→ **Task details**:
Below is a set of records; print all of them exactly as written.

(Data entries)
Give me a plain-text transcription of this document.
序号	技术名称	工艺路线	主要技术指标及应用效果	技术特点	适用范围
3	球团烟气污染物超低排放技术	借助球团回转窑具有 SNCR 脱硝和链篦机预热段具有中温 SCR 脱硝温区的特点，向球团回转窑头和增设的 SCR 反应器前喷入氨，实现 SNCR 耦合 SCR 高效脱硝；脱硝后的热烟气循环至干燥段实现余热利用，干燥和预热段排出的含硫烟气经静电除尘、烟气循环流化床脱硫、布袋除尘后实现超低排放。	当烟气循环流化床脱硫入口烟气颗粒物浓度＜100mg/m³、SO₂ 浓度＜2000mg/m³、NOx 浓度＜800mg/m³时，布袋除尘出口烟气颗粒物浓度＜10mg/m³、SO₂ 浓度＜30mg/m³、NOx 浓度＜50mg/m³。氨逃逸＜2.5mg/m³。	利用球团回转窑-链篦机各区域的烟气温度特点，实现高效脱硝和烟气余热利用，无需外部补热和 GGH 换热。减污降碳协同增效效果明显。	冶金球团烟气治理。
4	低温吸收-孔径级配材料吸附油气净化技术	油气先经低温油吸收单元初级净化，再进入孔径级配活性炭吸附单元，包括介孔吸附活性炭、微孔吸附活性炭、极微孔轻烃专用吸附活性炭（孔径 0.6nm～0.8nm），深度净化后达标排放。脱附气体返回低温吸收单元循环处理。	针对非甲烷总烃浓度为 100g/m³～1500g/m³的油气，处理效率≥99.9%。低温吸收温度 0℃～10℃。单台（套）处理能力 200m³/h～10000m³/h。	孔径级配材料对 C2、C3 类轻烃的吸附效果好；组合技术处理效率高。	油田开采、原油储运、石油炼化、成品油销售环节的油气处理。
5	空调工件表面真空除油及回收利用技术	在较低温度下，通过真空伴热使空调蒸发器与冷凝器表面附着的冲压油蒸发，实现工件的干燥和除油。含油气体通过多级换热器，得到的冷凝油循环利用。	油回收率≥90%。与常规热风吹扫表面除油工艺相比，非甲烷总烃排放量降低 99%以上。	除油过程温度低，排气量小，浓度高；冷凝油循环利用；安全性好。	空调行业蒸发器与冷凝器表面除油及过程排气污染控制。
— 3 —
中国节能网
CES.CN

→ **Exercise result**:
Give me a plain-text transcription of this document.
序号	技术名称	工艺路线	主要技术指标及应用效果	技术特点	适用范围
3	球团烟气污染物超低排放技术	借助球团回转窑具有 SNCR 脱硝和链篦机预热段具有中温 SCR 脱硝温区的特点，向球团回转窑头和增设的 SCR 反应器前喷入氨，实现 SNCR 耦合 SCR 高效脱硝；脱硝后的热烟气循环至干燥段实现余热利用，干燥和预热段排出的含硫烟气经静电除尘、烟气循环流化床脱硫、布袋除尘后实现超低排放。	当烟气循环流化床脱硫入口烟气颗粒物浓度＜100mg/m³、SO₂ 浓度＜2000mg/m³、NOx 浓度＜800mg/m³时，布袋除尘出口烟气颗粒物浓度＜10mg/m³、SO₂ 浓度＜30mg/m³、NOx 浓度＜50mg/m³。氨逃逸＜2.5mg/m³。	利用球团回转窑-链篦机各区域的烟气温度特点，实现高效脱硝和烟气余热利用，无需外部补热和 GGH 换热。减污降碳协同增效效果明显。	冶金球团烟气治理。
4	低温吸收-孔径级配材料吸附油气净化技术	油气先经低温油吸收单元初级净化，再进入孔径级配活性炭吸附单元，包括介孔吸附活性炭、微孔吸附活性炭、极微孔轻烃专用吸附活性炭（孔径 0.6nm～0.8nm），深度净化后达标排放。脱附气体返回低温吸收单元循环处理。	针对非甲烷总烃浓度为 100g/m³～1500g/m³的油气，处理效率≥99.9%。低温吸收温度 0℃～10℃。单台（套）处理能力 200m³/h～10000m³/h。	孔径级配材料对 C2、C3 类轻烃的吸附效果好；组合技术处理效率高。	油田开采、原油储运、石油炼化、成品油销售环节的油气处理。
5	空调工件表面真空除油及回收利用技术	在较低温度下，通过真空伴热使空调蒸发器与冷凝器表面附着的冲压油蒸发，实现工件的干燥和除油。含油气体通过多级换热器，得到的冷凝油循环利用。	油回收率≥90%。与常规热风吹扫表面除油工艺相比，非甲烷总烃排放量降低 99%以上。	除油过程温度低，排气量小，浓度高；冷凝油循环利用；安全性好。	空调行业蒸发器与冷凝器表面除油及过程排气污染控制。
— 3 —
中国节能网
CES.CN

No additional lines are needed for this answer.